** DOCUMENT TEXT **
# Cold, Wet, Monday Morning Bulls



## Pompano Joe (Jan 28, 2009)

Not the best weather this morning, but didn't want to miss the chance to fish with former area resident, friend and pastor Dan Sexton. Wind was blowing out of the North and we got a little wet, but, thank God, a productive outing. Dan caught a couple of Bulls and the biggest at around 36 inches. The others were similar in size, but a little smaller. All caught long on frozen shrimp and live fleas. The hot rod today was my new 13' Tommy Farmer Carolina Cast Pro (thanks JC) paired with a bone stock Abu Garcia Ambassadeur 6500 C3 (thanks Sawyer). Dan was stoked, and that's all that mattered.


----------



## ThaFish (Feb 27, 2013)

Beautiful C3 there Joe. Must have been a good friend that hooked ya up with that one.  

Way to get out there in the cold & put the heat on 'em!


----------



## Pilar (Oct 28, 2014)

Landing those fish, who noticed the weather?! Nice catch!


----------



## doggfish (Oct 30, 2009)

super fish....just curious how far out were they?

doggfish

your best friend you have never met


----------



## cobe killer (Apr 13, 2008)

** DO THIS **
Quote the fishing thread word for word, starting at "Not the best" and ending at "heat on 'em!".

Source records
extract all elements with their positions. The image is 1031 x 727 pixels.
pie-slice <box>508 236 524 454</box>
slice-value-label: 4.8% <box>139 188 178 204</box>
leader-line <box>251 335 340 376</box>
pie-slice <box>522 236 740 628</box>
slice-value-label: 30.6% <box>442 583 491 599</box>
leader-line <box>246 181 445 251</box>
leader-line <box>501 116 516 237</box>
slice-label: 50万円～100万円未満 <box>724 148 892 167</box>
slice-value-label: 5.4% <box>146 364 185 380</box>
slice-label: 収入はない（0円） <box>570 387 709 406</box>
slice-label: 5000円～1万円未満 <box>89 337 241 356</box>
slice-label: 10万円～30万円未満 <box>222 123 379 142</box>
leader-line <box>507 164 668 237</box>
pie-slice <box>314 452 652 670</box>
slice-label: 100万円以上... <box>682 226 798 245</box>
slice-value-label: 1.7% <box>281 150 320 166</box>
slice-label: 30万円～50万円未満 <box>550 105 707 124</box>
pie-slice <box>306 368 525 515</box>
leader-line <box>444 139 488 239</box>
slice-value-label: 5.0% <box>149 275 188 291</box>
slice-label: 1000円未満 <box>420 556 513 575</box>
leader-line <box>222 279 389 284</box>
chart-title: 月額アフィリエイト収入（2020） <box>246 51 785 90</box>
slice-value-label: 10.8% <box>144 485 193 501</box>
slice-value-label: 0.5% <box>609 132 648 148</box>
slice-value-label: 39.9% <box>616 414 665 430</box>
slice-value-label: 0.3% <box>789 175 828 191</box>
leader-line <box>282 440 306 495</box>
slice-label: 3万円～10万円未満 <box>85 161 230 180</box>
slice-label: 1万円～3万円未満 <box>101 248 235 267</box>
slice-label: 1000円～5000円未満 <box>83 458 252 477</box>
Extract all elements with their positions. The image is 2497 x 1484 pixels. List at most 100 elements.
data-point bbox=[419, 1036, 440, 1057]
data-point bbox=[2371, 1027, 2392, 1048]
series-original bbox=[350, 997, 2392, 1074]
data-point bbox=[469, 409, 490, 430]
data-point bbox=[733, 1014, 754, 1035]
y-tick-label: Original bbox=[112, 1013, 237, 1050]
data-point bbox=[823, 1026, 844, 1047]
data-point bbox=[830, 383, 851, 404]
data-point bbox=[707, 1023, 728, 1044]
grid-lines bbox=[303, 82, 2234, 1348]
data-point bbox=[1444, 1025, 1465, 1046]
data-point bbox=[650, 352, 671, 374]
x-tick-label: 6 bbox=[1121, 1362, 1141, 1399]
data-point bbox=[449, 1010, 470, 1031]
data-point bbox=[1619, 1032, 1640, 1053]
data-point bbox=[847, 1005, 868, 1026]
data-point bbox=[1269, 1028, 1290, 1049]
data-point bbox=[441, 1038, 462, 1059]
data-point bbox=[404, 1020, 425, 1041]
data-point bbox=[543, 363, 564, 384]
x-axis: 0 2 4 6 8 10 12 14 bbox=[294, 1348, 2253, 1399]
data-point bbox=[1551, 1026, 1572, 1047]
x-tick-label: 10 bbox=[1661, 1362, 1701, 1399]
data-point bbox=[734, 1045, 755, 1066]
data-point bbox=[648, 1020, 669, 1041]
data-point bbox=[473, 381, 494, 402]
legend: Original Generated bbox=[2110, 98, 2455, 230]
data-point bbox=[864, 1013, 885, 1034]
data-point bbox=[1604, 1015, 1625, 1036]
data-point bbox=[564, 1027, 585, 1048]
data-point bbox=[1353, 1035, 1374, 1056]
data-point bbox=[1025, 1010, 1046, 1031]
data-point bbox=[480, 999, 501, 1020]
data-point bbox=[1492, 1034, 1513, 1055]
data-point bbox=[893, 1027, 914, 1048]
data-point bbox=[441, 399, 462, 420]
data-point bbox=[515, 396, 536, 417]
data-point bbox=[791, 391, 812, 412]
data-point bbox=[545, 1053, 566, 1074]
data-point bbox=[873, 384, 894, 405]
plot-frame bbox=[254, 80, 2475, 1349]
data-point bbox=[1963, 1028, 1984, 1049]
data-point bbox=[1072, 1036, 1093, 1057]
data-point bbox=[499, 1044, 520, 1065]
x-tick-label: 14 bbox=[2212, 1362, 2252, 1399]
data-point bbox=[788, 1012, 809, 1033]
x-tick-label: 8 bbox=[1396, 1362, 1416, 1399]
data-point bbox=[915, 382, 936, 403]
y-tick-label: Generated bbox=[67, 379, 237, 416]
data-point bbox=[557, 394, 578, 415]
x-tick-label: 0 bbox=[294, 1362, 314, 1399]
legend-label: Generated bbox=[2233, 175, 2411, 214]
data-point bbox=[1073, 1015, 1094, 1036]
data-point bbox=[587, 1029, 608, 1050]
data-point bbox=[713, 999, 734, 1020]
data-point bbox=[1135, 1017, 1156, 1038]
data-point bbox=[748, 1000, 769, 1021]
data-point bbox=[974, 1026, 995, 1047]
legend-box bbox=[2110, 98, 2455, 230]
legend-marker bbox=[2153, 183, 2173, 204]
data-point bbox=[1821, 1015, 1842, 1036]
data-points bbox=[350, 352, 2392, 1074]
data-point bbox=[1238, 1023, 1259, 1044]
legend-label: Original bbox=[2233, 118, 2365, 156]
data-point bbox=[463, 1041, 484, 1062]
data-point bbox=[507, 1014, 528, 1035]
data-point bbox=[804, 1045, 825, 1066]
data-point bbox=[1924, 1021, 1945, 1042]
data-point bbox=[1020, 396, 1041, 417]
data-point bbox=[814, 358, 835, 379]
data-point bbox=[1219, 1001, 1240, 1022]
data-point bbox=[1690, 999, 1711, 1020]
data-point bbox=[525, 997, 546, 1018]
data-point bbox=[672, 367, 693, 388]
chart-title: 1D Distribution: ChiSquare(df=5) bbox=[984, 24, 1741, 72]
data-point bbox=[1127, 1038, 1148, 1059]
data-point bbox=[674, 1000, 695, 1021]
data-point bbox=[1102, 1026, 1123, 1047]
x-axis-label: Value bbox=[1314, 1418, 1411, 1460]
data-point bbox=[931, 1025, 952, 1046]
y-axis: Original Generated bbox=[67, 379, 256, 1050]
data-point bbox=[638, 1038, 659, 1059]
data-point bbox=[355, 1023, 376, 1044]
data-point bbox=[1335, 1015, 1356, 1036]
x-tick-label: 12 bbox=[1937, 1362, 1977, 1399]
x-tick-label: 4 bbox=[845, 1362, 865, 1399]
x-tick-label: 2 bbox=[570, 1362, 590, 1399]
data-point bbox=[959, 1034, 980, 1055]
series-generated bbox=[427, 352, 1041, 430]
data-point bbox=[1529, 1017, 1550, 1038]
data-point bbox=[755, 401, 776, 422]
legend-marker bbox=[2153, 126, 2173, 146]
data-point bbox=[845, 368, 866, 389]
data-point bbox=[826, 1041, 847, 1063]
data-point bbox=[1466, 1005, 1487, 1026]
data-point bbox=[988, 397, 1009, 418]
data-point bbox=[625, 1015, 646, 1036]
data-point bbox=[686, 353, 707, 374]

** WRITTEN RESPONSE **
Not the best weather this morning, but didn't want to miss the chance to fish with former area resident, friend and pastor Dan Sexton. Wind was blowing out of the North and we got a little wet, but, thank God, a productive outing. Dan caught a couple of Bulls and the biggest at around 36 inches. The others were similar in size, but a little smaller. All caught long on frozen shrimp and live fleas. The hot rod today was my new 13' Tommy Farmer Carolina Cast Pro (thanks JC) paired with a bone stock Abu Garcia Ambassadeur 6500 C3 (thanks Sawyer). Dan was stoked, and that's all that mattered.


----------



## ThaFish (Feb 27, 2013)

Beautiful C3 there Joe. Must have been a good friend that hooked ya up with that one.  

Way to get out there in the cold & put the heat on 'em!